Your instructions
Look over the lines below. Report each one that includes the string "Sovereigns".

Dataset
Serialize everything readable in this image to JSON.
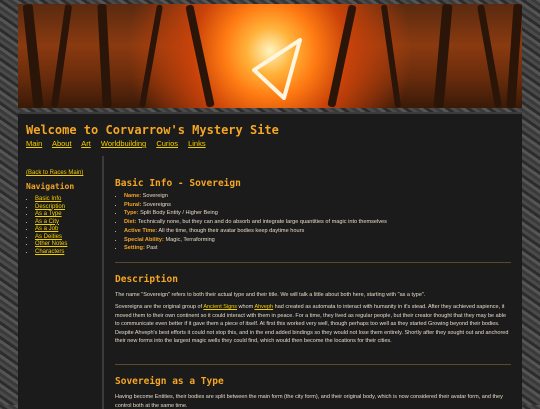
{
  "header": {
    "title": "Welcome to Corvarrow's Mystery Site",
    "nav": [
      "Main",
      "About",
      "Art",
      "Worldbuilding",
      "Curios",
      "Links"
    ]
  },
  "sidebar": {
    "back_link": "(Back to Races Main)",
    "heading": "Navigation",
    "items": [
      "Basic Info",
      "Description",
      "As a Type",
      "As a City",
      "As a Job",
      "As Deities",
      "Other Notes",
      "Characters"
    ]
  },
  "basic_info": {
    "heading": "Basic Info - Sovereign",
    "rows": [
      {
        "label": "Name:",
        "value": " Sovereign"
      },
      {
        "label": "Plural:",
        "value": " Sovereigns"
      },
      {
        "label": "Type:",
        "value": " Split Body Entity / Higher Being"
      },
      {
        "label": "Diet:",
        "value": " Technically none, but they can and do absorb and integrate large quantities of magic into themselves"
      },
      {
        "label": "Active Time:",
        "value": " All the time, though their avatar bodies keep daytime hours"
      },
      {
        "label": "Special Ability:",
        "value": " Magic, Terraforming"
      },
      {
        "label": "Setting:",
        "value": " Past"
      }
    ]
  },
  "description": {
    "heading": "Description",
    "p1": "The name \"Sovereign\" refers to both their actual type and their title. We will talk a little about both here, starting with \"as a type\".",
    "p2_a": "Sovereigns are the original group of ",
    "p2_link1": "Ancient Signs",
    "p2_b": " whom ",
    "p2_link2": "Ahveph",
    "p2_c": " had created as automata to interact with humanity in it's stead. After they achieved sapience, it moved them to their own continent so it could interact with them in peace. For a time, they lived as regular people, but their creator thought that they may be able to communicate even better if it gave them a piece of itself. At first this worked very well, though perhaps too well as they started Growing beyond their bodies. Despite Ahveph's best efforts it could not stop this, and in the end added bindings so they would not lose them entirely. Shortly after they sought out and anchored their new forms into the largest magic wells they could find, which would then become the locations for their cities."
  },
  "as_type": {
    "heading": "Sovereign as a Type",
    "p1": "Having become Entities, their bodies are split between the main form (the city form), and their original body, which is now considered their avatar form, and they control both at the same time."
  }
}
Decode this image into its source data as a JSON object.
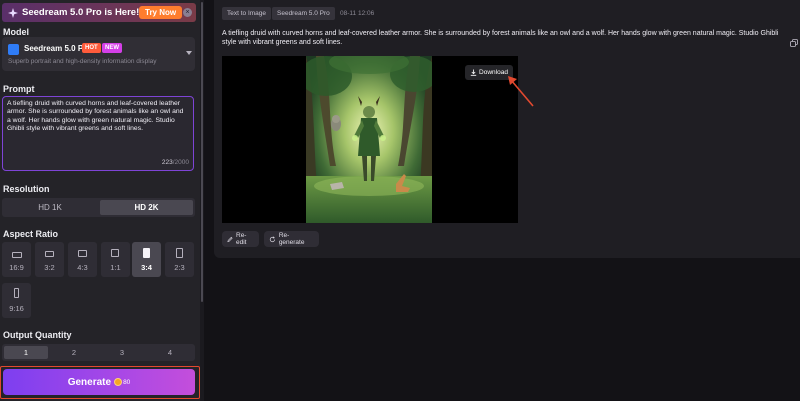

Solved problem
        "value": " Sovereigns"
    "p2_a": "Sovereigns are the original group of ",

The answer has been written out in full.